What is expected:
Repeat, line for line, the entries printed below.

Provided entries:
===============
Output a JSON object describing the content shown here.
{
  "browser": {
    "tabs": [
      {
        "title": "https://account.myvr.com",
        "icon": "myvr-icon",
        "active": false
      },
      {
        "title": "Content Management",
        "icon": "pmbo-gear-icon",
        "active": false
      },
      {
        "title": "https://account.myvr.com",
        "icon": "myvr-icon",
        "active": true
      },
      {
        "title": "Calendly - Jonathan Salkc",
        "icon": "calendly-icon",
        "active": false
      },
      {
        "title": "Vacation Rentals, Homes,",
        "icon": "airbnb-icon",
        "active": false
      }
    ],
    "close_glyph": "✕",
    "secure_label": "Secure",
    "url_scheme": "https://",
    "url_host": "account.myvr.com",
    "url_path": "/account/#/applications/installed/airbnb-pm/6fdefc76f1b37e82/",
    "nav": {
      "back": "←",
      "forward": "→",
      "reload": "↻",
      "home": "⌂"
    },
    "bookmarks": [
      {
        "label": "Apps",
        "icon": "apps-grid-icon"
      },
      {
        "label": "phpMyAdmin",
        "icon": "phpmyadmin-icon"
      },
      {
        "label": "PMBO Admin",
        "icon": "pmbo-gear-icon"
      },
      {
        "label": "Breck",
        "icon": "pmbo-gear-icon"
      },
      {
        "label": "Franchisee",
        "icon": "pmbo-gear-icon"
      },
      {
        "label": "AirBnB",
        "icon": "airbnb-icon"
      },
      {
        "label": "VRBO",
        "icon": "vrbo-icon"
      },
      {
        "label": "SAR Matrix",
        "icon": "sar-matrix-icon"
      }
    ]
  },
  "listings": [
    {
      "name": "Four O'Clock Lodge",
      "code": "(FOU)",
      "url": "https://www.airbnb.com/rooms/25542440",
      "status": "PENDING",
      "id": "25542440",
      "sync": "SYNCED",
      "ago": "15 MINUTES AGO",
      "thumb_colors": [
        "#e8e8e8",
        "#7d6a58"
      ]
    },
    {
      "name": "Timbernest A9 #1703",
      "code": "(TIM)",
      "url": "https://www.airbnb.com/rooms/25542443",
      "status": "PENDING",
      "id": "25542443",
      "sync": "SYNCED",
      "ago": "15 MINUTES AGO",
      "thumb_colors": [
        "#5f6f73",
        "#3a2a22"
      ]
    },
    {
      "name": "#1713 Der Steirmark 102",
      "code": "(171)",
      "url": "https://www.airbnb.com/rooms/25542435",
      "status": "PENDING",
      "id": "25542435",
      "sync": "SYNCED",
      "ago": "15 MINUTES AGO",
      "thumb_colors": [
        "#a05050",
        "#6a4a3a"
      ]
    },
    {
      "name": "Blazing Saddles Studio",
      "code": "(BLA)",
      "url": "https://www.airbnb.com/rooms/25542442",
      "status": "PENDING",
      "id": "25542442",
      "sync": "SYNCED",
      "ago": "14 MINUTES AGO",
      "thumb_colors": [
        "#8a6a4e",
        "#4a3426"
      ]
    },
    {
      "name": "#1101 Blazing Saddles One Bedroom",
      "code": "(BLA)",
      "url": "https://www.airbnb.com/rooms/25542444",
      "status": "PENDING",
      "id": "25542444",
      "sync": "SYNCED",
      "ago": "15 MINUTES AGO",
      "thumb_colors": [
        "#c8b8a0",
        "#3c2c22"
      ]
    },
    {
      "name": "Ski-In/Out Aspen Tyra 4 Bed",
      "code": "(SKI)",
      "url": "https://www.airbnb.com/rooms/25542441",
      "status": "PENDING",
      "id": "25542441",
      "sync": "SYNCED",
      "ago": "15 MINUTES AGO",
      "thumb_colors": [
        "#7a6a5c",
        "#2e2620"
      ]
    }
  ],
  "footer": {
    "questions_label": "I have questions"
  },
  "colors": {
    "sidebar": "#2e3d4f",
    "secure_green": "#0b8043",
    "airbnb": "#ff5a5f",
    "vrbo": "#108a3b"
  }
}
===============
Final result:
Output a JSON object describing the content shown here.
{
  "browser": {
    "tabs": [
      {
        "title": "https://account.myvr.com",
        "icon": "myvr-icon",
        "active": false
      },
      {
        "title": "Content Management",
        "icon": "pmbo-gear-icon",
        "active": false
      },
      {
        "title": "https://account.myvr.com",
        "icon": "myvr-icon",
        "active": true
      },
      {
        "title": "Calendly - Jonathan Salkc",
        "icon": "calendly-icon",
        "active": false
      },
      {
        "title": "Vacation Rentals, Homes,",
        "icon": "airbnb-icon",
        "active": false
      }
    ],
    "close_glyph": "✕",
    "secure_label": "Secure",
    "url_scheme": "https://",
    "url_host": "account.myvr.com",
    "url_path": "/account/#/applications/installed/airbnb-pm/6fdefc76f1b37e82/",
    "nav": {
      "back": "←",
      "forward": "→",
      "reload": "↻",
      "home": "⌂"
    },
    "bookmarks": [
      {
        "label": "Apps",
        "icon": "apps-grid-icon"
      },
      {
        "label": "phpMyAdmin",
        "icon": "phpmyadmin-icon"
      },
      {
        "label": "PMBO Admin",
        "icon": "pmbo-gear-icon"
      },
      {
        "label": "Breck",
        "icon": "pmbo-gear-icon"
      },
      {
        "label": "Franchisee",
        "icon": "pmbo-gear-icon"
      },
      {
        "label": "AirBnB",
        "icon": "airbnb-icon"
      },
      {
        "label": "VRBO",
        "icon": "vrbo-icon"
      },
      {
        "label": "SAR Matrix",
        "icon": "sar-matrix-icon"
      }
    ]
  },
  "listings": [
    {
      "name": "Four O'Clock Lodge",
      "code": "(FOU)",
      "url": "https://www.airbnb.com/rooms/25542440",
      "status": "PENDING",
      "id": "25542440",
      "sync": "SYNCED",
      "ago": "15 MINUTES AGO",
      "thumb_colors": [
        "#e8e8e8",
        "#7d6a58"
      ]
    },
    {
      "name": "Timbernest A9 #1703",
      "code": "(TIM)",
      "url": "https://www.airbnb.com/rooms/25542443",
      "status": "PENDING",
      "id": "25542443",
      "sync": "SYNCED",
      "ago": "15 MINUTES AGO",
      "thumb_colors": [
        "#5f6f73",
        "#3a2a22"
      ]
    },
    {
      "name": "#1713 Der Steirmark 102",
      "code": "(171)",
      "url": "https://www.airbnb.com/rooms/25542435",
      "status": "PENDING",
      "id": "25542435",
      "sync": "SYNCED",
      "ago": "15 MINUTES AGO",
      "thumb_colors": [
        "#a05050",
        "#6a4a3a"
      ]
    },
    {
      "name": "Blazing Saddles Studio",
      "code": "(BLA)",
      "url": "https://www.airbnb.com/rooms/25542442",
      "status": "PENDING",
      "id": "25542442",
      "sync": "SYNCED",
      "ago": "14 MINUTES AGO",
      "thumb_colors": [
        "#8a6a4e",
        "#4a3426"
      ]
    },
    {
      "name": "#1101 Blazing Saddles One Bedroom",
      "code": "(BLA)",
      "url": "https://www.airbnb.com/rooms/25542444",
      "status": "PENDING",
      "id": "25542444",
      "sync": "SYNCED",
      "ago": "15 MINUTES AGO",
      "thumb_colors": [
        "#c8b8a0",
        "#3c2c22"
      ]
    },
    {
      "name": "Ski-In/Out Aspen Tyra 4 Bed",
      "code": "(SKI)",
      "url": "https://www.airbnb.com/rooms/25542441",
      "status": "PENDING",
      "id": "25542441",
      "sync": "SYNCED",
      "ago": "15 MINUTES AGO",
      "thumb_colors": [
        "#7a6a5c",
        "#2e2620"
      ]
    }
  ],
  "footer": {
    "questions_label": "I have questions"
  },
  "colors": {
    "sidebar": "#2e3d4f",
    "secure_green": "#0b8043",
    "airbnb": "#ff5a5f",
    "vrbo": "#108a3b"
  }
}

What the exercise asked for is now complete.